──────── DATA EXCERPTS ────────
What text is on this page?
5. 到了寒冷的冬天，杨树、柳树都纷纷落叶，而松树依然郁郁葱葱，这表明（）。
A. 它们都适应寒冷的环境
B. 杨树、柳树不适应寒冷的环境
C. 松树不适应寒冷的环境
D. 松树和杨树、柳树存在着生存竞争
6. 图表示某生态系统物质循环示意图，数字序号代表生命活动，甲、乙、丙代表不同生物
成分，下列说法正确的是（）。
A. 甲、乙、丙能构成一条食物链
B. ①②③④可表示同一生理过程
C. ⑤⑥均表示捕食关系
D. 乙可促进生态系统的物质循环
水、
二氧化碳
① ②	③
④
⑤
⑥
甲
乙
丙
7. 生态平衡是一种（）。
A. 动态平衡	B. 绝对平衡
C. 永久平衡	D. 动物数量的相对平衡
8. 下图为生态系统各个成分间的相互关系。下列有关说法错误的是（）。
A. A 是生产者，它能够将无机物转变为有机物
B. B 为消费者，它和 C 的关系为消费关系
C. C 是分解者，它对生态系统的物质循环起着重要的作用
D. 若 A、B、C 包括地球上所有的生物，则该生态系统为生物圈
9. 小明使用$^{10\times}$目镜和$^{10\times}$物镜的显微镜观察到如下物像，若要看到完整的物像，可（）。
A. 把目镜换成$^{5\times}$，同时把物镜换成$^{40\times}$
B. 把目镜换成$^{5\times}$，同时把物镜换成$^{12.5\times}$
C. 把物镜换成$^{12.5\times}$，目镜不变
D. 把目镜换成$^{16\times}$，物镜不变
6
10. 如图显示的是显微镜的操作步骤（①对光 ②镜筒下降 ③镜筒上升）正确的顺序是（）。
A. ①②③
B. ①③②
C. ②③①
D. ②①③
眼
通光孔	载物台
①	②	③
────────
YOUR INSTRUCTIONS: Choose all lines containing the string "同时把物镜换成" and copy them out.

EXERCISE ANSWER:
A. 把目镜换成$^{5\times}$，同时把物镜换成$^{40\times}$
B. 把目镜换成$^{5\times}$，同时把物镜换成$^{12.5\times}$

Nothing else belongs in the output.